AIM:
Copy out all lines that carry the word "Magazine".
** start RECORDS SUPPLIED **
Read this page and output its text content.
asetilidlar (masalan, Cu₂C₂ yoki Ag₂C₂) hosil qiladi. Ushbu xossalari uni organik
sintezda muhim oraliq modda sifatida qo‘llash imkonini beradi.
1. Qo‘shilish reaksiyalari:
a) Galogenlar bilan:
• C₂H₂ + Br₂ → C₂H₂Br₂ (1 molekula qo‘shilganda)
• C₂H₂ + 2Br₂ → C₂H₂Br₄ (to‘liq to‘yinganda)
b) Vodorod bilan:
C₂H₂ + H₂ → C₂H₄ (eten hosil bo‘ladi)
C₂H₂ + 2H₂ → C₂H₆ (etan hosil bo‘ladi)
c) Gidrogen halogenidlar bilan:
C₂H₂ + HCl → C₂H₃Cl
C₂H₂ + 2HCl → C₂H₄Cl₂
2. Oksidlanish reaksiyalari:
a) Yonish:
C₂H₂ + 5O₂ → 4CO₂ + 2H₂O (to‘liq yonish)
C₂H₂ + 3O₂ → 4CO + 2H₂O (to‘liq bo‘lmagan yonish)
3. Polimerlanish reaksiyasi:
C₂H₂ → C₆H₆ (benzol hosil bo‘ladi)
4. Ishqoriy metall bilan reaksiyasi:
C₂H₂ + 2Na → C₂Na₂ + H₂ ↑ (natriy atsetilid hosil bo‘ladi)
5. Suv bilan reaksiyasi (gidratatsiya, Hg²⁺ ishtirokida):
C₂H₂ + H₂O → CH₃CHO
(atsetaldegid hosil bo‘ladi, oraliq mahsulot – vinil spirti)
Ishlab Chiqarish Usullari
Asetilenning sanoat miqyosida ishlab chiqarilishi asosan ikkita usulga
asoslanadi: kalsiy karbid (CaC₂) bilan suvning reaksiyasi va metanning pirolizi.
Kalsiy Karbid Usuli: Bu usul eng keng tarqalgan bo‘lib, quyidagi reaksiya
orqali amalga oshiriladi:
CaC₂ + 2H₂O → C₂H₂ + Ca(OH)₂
** end RECORDS SUPPLIED **
** start RECORDS SUPPLIED **
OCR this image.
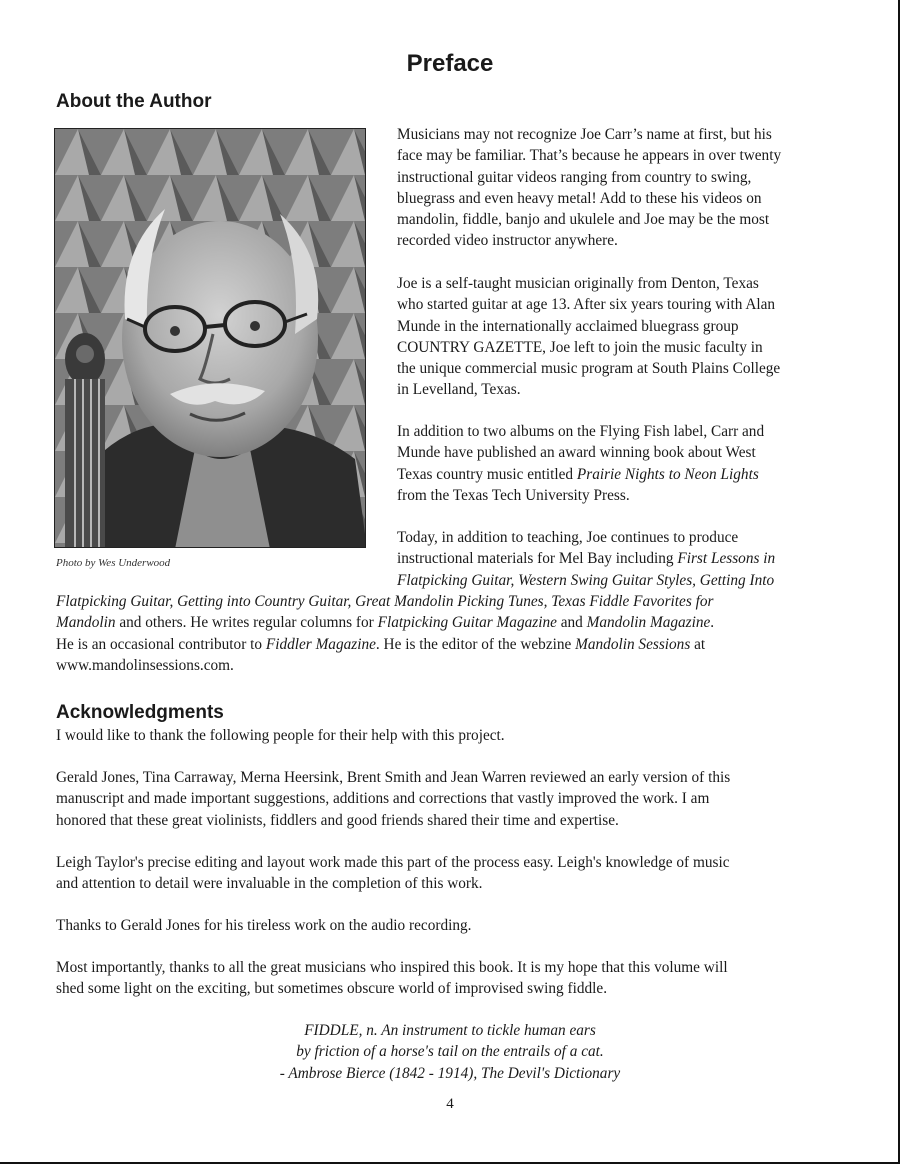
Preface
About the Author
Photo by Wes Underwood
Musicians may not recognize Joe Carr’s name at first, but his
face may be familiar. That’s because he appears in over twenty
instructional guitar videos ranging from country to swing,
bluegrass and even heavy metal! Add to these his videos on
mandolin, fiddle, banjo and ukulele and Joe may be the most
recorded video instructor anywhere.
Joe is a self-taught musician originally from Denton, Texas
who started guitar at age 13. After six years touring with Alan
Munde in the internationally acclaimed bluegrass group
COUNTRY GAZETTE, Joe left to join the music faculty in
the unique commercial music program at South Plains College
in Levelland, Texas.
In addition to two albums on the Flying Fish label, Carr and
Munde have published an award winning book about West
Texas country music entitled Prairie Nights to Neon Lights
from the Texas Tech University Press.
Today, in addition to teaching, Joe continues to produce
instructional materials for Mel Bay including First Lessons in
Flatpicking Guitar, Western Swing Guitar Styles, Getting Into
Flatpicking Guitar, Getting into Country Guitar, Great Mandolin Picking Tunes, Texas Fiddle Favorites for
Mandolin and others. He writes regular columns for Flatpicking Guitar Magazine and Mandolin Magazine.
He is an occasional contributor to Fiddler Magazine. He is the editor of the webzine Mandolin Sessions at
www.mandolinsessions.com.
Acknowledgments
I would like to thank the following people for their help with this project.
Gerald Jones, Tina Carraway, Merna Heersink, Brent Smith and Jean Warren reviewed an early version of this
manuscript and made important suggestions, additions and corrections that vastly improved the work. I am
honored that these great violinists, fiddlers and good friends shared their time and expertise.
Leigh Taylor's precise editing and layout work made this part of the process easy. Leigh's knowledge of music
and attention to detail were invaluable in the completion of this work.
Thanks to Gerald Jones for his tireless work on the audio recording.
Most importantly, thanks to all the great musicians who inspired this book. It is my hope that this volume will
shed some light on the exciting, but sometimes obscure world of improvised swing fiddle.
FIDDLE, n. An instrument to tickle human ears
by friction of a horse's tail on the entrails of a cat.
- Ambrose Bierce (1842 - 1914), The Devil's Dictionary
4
** end RECORDS SUPPLIED **
CORRECT RESULT:
Mandolin and others. He writes regular columns for Flatpicking Guitar Magazine and Mandolin Magazine.
He is an occasional contributor to Fiddler Magazine. He is the editor of the webzine Mandolin Sessions at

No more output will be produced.